Written problem: Return the count of lines that hold the string "Artists", with no other words.

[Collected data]

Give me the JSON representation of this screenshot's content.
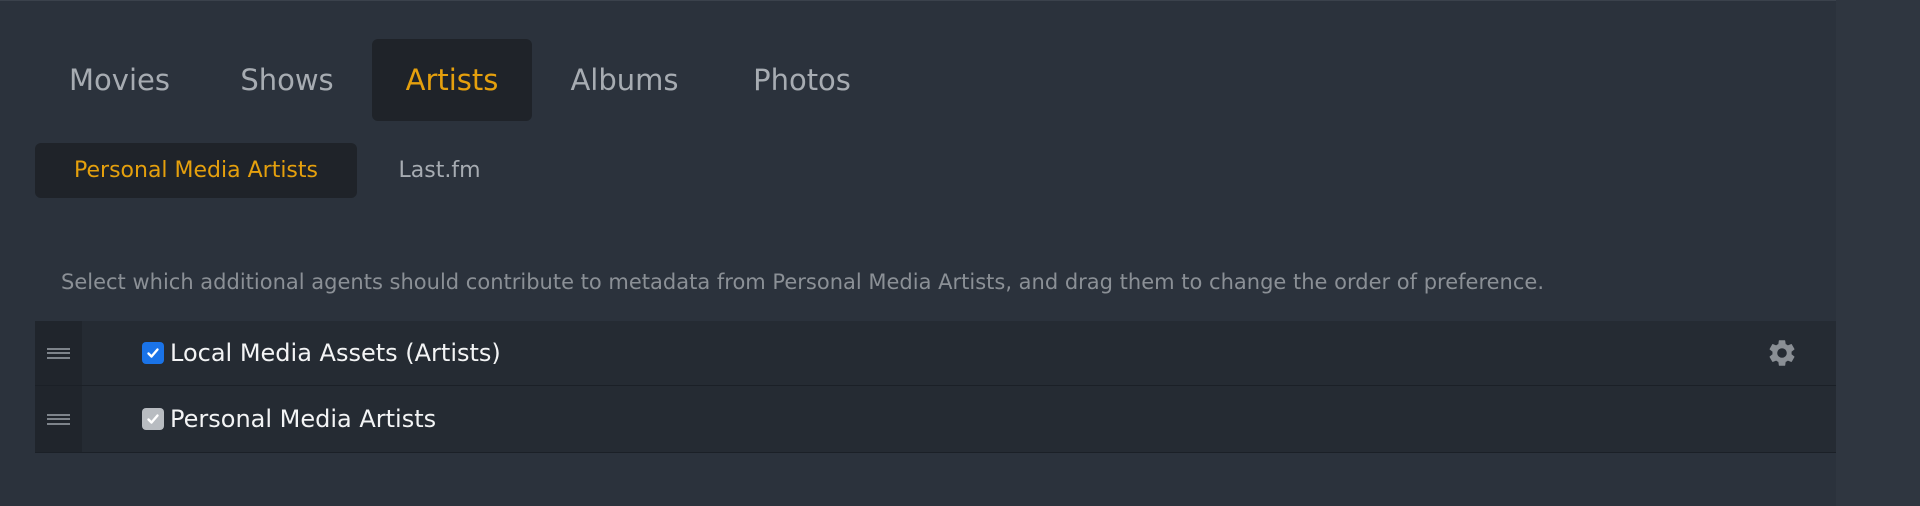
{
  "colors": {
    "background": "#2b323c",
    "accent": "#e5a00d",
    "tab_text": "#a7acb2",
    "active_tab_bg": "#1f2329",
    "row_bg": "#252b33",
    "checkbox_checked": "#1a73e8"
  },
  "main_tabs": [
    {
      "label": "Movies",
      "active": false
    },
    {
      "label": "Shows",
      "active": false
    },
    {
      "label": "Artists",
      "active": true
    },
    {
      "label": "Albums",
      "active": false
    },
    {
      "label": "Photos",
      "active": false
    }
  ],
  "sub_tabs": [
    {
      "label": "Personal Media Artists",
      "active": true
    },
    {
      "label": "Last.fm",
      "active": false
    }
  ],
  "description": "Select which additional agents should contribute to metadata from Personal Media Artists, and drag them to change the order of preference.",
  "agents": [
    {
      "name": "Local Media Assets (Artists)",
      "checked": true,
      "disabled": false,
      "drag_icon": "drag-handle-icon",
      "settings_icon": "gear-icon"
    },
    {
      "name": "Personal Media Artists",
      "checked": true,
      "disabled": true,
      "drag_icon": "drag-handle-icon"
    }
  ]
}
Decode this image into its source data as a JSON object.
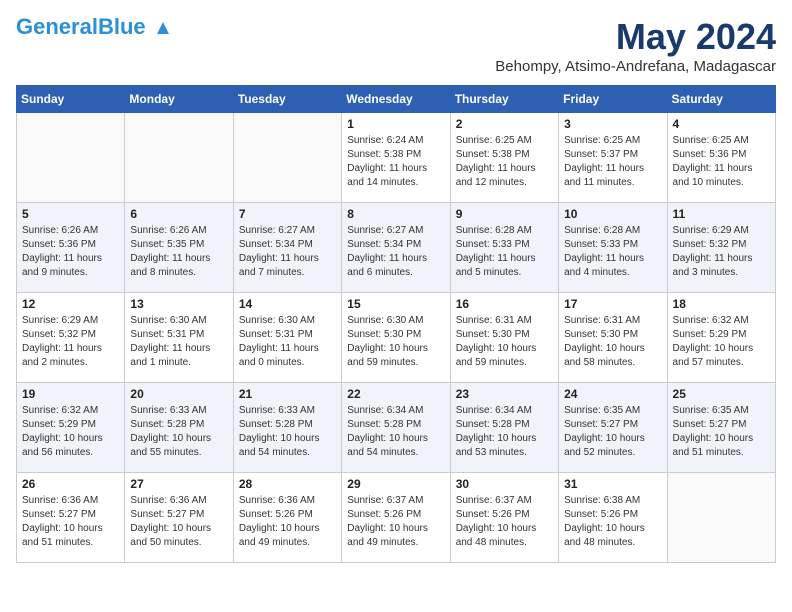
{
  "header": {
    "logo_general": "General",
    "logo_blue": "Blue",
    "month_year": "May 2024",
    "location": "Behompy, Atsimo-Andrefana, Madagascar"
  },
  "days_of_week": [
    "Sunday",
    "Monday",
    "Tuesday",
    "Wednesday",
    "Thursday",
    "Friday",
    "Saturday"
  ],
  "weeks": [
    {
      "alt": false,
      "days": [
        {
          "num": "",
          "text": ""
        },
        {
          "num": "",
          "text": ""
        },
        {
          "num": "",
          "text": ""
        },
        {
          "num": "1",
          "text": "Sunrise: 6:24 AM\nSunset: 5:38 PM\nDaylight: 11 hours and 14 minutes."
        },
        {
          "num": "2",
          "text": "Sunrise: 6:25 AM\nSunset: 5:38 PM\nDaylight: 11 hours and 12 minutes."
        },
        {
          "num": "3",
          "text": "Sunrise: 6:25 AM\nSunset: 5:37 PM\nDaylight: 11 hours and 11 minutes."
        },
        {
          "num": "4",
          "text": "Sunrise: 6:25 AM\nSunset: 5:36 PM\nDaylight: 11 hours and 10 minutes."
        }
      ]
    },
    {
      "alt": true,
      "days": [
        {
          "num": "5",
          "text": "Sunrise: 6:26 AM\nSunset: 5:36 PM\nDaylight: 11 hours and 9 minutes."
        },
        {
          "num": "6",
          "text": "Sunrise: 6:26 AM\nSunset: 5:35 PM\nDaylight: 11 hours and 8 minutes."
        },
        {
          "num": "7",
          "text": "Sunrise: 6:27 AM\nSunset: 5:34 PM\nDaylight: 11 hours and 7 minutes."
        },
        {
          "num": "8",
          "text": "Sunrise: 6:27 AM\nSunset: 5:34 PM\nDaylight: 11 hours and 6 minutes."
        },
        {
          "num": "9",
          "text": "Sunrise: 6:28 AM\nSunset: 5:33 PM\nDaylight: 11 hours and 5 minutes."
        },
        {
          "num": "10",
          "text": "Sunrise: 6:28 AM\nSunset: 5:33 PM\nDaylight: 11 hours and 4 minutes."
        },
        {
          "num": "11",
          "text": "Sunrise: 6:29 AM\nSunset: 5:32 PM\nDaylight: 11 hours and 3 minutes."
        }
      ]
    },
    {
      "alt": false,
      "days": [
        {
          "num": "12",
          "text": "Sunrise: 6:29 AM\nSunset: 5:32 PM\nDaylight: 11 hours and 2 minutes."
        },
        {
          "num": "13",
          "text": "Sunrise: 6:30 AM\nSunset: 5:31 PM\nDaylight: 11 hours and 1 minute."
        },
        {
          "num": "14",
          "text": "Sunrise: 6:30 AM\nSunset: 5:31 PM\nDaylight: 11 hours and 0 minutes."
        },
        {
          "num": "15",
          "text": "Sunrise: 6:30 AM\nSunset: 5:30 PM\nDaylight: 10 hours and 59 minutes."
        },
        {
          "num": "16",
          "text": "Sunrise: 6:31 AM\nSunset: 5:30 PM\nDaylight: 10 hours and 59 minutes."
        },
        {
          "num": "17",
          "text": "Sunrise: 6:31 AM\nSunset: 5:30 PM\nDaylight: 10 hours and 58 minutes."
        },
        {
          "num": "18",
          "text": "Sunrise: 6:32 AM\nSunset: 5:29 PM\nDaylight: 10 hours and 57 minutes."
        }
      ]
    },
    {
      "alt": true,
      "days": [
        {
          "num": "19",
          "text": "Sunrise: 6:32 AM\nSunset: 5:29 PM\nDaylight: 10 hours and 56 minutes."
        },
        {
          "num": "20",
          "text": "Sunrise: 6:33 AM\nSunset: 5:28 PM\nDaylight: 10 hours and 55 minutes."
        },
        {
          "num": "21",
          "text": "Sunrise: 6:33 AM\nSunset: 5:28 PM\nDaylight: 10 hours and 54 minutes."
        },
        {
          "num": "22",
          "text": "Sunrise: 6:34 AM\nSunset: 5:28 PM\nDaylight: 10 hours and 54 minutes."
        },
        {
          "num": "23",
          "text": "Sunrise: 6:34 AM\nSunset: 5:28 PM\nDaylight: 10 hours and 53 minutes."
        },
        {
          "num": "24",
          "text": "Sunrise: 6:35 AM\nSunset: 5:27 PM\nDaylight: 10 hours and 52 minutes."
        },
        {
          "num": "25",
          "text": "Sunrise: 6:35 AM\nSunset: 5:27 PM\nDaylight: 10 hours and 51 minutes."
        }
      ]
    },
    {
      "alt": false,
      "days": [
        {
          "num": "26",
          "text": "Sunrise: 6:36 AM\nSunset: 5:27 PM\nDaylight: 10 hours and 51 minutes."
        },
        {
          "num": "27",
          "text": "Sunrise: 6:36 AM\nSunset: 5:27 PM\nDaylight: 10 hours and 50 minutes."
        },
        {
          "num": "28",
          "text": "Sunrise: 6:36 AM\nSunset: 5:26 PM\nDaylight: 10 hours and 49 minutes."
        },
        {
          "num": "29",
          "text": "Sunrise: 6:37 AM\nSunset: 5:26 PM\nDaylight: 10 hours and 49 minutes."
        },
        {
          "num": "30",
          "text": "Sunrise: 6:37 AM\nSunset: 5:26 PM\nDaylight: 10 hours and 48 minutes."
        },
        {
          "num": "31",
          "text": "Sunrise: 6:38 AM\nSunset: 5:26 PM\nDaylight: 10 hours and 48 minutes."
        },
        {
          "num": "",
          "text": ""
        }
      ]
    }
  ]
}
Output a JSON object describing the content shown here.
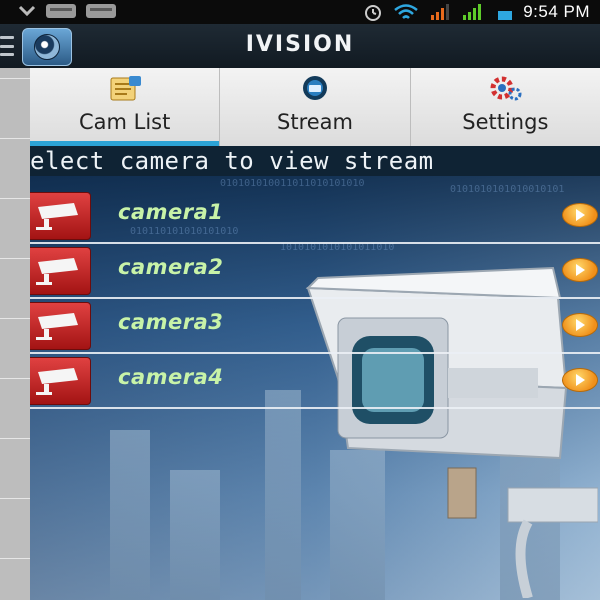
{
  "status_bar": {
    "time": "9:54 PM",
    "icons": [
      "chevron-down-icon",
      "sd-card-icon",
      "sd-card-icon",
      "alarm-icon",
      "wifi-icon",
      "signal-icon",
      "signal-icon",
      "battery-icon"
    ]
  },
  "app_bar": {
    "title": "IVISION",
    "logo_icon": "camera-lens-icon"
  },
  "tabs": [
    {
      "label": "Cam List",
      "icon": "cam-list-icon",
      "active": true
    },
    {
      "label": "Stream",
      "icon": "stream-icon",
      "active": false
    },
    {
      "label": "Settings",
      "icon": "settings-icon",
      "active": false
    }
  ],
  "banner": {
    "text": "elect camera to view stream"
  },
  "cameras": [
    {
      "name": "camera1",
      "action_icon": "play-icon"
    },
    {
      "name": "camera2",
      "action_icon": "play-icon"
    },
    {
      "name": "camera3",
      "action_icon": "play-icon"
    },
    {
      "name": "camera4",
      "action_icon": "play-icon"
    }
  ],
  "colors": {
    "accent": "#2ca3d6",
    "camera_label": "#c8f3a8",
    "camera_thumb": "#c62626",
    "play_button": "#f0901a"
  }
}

Written answer: 5